>> begin Excerpted data

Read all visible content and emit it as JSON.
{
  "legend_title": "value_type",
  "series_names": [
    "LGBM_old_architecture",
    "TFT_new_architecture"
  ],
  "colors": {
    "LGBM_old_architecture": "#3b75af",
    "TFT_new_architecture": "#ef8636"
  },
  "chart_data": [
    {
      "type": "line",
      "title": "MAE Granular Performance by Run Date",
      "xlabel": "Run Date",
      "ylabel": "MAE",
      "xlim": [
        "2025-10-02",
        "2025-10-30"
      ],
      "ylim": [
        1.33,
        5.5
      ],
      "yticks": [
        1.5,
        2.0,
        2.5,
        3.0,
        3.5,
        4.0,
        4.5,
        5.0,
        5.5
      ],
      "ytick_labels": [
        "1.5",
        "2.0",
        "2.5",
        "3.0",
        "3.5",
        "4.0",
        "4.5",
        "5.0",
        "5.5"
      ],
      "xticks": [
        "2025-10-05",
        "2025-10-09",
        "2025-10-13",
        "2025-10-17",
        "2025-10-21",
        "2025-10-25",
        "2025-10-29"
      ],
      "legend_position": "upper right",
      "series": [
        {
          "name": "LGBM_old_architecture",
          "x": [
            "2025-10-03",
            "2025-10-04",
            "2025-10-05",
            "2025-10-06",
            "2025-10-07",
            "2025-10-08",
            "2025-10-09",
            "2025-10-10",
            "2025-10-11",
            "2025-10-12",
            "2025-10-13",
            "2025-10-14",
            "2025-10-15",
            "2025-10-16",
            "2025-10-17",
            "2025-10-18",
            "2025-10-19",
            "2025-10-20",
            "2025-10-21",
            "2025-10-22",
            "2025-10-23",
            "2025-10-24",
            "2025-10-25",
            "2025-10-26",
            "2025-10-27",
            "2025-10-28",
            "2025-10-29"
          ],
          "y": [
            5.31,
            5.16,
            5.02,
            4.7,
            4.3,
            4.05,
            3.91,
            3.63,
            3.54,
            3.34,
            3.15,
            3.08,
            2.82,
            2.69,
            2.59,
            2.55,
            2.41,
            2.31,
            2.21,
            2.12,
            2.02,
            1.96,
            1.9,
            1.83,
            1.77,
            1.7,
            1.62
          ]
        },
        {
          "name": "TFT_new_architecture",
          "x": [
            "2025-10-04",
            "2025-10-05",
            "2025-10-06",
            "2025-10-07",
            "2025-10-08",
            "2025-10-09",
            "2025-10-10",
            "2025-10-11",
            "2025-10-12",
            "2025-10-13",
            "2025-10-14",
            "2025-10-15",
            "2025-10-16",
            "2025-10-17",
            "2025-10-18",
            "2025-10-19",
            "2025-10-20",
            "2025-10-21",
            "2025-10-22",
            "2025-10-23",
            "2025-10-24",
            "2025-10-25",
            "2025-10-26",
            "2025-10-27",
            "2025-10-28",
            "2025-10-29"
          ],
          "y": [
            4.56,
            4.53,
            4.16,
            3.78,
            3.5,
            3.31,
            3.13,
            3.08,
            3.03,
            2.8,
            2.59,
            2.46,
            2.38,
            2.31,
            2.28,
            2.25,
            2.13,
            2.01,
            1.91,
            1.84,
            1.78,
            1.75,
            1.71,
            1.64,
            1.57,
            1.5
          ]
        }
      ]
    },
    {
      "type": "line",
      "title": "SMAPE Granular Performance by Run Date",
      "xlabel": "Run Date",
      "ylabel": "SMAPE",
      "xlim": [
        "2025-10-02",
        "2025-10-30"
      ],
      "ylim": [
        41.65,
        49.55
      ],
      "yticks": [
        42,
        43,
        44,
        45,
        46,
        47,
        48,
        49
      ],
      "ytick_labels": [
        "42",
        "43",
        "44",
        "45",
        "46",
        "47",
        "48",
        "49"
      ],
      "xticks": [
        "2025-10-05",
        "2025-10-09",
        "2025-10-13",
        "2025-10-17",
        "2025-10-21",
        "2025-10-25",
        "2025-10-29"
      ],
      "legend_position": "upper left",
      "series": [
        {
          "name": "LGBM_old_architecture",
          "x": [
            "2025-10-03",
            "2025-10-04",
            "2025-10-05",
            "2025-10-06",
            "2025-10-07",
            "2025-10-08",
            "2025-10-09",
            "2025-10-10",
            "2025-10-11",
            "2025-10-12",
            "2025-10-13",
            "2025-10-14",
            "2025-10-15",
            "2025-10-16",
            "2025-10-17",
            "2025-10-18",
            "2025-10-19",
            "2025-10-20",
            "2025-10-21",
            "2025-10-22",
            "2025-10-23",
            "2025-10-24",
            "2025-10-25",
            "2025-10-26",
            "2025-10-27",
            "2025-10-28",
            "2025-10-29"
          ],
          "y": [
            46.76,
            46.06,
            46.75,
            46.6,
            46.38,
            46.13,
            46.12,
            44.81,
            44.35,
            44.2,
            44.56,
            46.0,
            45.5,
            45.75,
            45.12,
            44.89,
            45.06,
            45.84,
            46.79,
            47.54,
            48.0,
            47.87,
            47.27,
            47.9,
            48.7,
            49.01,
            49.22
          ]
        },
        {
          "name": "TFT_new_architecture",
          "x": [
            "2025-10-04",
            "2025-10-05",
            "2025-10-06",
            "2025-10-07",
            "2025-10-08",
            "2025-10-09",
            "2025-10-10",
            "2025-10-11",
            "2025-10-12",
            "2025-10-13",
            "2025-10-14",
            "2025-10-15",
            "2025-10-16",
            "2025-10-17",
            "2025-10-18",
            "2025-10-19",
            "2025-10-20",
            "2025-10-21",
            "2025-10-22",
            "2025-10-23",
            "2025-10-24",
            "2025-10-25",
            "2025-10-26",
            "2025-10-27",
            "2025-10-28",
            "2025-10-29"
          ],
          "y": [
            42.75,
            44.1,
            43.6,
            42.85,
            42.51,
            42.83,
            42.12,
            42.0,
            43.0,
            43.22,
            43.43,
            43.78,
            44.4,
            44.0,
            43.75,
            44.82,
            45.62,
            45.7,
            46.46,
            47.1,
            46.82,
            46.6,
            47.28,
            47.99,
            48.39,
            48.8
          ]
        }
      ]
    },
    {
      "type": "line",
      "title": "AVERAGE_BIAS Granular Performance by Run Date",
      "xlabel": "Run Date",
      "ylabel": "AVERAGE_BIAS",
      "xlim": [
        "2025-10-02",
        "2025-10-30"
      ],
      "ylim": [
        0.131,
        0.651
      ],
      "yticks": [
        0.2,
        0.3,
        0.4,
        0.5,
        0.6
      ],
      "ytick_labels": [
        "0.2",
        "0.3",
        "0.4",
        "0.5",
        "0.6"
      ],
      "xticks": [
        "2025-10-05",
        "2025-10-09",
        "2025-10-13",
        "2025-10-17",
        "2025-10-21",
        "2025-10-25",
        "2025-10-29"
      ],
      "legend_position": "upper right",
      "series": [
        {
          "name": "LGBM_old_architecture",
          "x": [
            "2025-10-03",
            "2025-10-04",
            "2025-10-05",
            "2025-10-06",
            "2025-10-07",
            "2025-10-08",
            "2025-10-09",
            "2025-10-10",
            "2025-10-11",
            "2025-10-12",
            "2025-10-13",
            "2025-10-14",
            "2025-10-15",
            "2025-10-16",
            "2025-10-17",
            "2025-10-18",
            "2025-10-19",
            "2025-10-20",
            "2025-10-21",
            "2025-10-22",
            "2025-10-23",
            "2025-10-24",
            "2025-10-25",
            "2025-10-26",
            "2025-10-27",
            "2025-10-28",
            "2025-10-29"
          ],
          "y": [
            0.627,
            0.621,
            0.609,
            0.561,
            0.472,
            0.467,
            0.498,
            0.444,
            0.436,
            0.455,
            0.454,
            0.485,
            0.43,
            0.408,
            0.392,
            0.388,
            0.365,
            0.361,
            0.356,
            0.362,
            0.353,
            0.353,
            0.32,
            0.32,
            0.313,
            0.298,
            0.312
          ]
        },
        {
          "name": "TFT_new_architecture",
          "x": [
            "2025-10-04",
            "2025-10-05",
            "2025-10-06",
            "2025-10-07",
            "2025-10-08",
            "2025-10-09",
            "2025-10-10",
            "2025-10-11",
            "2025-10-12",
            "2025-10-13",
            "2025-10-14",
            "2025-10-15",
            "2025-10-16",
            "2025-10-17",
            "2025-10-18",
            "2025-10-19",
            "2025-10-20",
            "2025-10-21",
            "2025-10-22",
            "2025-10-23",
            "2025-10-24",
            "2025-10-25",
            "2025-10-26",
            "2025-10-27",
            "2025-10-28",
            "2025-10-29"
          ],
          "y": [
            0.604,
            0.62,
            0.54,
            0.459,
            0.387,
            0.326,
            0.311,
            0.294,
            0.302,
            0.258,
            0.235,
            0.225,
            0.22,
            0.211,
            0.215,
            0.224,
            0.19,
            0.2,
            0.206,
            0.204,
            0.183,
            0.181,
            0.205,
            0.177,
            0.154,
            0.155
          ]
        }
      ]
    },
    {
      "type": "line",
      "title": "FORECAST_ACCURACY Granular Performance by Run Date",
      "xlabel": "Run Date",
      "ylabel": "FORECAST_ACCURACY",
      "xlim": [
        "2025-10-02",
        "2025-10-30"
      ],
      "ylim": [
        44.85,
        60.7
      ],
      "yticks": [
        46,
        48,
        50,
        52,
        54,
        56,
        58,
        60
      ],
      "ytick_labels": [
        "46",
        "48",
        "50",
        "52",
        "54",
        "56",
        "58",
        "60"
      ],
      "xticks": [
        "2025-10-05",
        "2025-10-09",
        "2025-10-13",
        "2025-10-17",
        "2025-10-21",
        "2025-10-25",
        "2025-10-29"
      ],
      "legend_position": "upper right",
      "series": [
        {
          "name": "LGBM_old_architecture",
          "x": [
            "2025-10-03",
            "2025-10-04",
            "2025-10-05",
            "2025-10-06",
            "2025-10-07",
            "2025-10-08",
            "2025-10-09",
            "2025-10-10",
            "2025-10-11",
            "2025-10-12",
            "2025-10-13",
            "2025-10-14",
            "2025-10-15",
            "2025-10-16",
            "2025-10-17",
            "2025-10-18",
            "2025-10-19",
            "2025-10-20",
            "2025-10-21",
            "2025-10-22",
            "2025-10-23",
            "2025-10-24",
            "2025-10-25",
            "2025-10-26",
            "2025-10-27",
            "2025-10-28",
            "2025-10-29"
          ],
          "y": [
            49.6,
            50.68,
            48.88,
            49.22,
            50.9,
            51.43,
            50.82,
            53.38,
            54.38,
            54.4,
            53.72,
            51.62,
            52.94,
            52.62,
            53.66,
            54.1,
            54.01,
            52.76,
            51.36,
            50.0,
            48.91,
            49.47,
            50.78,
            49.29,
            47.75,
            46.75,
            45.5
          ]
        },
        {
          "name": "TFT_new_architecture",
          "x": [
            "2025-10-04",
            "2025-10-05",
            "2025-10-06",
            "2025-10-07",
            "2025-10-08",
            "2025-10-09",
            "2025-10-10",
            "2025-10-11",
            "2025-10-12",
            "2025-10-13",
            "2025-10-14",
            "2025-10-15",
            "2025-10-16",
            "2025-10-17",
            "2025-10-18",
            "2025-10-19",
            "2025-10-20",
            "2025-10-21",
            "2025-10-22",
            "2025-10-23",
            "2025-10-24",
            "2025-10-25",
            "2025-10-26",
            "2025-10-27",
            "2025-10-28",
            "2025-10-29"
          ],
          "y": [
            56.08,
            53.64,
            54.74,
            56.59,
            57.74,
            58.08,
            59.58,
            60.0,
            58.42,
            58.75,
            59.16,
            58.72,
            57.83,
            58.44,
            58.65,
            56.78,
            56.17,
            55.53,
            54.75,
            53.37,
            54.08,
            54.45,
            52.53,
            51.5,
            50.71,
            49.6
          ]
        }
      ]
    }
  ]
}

>> end Excerpted data

What the exercise asks:
Count how many lines in the data contain the word "Performance", giving the number without comment.

Expected answer:
4